— Input material —
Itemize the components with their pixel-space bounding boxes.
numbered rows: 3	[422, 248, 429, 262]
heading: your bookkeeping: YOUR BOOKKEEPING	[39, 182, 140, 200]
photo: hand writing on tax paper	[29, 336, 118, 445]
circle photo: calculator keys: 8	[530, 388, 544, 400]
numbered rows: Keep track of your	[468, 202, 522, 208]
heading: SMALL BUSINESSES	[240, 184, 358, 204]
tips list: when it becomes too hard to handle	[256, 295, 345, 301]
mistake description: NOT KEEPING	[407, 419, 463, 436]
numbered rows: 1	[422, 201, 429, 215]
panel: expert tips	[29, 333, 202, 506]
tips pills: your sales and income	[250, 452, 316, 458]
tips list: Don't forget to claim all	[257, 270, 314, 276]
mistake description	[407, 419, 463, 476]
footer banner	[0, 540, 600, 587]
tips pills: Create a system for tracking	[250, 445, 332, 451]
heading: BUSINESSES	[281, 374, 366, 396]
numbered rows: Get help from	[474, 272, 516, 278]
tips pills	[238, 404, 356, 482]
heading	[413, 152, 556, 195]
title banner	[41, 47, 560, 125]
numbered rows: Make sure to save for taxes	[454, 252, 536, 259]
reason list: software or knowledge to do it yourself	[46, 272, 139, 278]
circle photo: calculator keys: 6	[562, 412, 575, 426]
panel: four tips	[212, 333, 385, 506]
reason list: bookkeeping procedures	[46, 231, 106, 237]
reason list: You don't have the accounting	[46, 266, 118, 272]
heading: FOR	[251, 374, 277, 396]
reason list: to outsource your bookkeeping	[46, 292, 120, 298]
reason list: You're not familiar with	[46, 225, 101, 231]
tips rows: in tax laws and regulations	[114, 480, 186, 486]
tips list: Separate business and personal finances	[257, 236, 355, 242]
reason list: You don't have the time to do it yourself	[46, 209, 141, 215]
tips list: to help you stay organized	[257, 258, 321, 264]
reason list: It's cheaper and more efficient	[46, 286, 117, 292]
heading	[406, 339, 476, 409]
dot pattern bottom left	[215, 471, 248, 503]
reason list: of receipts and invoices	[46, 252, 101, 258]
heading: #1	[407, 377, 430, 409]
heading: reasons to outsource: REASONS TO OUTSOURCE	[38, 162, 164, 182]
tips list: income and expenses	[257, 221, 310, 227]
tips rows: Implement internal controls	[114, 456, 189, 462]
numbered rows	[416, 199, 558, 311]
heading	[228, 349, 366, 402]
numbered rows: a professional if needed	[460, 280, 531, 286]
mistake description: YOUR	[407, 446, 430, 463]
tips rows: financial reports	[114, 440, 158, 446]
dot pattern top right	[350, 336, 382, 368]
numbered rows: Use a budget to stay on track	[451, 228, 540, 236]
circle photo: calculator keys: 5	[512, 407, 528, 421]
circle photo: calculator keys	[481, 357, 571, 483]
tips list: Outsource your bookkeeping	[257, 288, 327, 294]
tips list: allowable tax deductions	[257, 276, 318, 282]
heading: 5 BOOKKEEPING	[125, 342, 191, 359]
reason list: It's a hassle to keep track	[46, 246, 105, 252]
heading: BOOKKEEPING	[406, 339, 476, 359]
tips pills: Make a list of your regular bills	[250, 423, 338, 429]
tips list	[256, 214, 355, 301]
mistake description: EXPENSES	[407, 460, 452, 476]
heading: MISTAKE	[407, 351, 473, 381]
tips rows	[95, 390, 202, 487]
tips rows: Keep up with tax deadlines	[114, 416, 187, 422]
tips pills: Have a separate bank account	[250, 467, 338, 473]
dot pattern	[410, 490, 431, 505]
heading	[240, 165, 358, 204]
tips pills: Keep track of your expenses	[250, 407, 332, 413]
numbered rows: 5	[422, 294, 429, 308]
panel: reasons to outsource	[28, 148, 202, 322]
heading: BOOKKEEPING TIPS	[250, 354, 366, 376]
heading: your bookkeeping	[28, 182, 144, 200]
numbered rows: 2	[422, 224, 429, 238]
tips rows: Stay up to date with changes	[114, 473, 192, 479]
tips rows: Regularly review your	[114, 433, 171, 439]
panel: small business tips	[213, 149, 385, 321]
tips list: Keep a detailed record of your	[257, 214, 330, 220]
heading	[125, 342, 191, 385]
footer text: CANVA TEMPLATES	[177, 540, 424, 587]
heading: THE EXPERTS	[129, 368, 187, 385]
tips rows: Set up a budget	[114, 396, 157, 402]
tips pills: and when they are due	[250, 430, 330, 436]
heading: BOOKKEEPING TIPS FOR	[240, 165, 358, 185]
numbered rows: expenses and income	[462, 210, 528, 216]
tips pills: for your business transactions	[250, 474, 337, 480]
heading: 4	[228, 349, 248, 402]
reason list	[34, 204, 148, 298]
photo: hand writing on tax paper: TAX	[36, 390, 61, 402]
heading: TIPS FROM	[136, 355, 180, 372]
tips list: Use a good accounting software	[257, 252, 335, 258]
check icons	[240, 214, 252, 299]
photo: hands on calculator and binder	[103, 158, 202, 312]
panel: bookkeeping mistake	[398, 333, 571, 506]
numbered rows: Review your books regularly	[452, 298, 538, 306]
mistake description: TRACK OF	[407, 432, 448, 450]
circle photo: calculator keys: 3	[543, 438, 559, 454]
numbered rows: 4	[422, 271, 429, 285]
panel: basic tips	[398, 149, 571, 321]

— Exercise task —
Show each line of the items above that contains the word "budget".

— Exercise solution —
numbered rows: Use a budget to stay on track	[451, 228, 540, 236]
tips rows: Set up a budget	[114, 396, 157, 402]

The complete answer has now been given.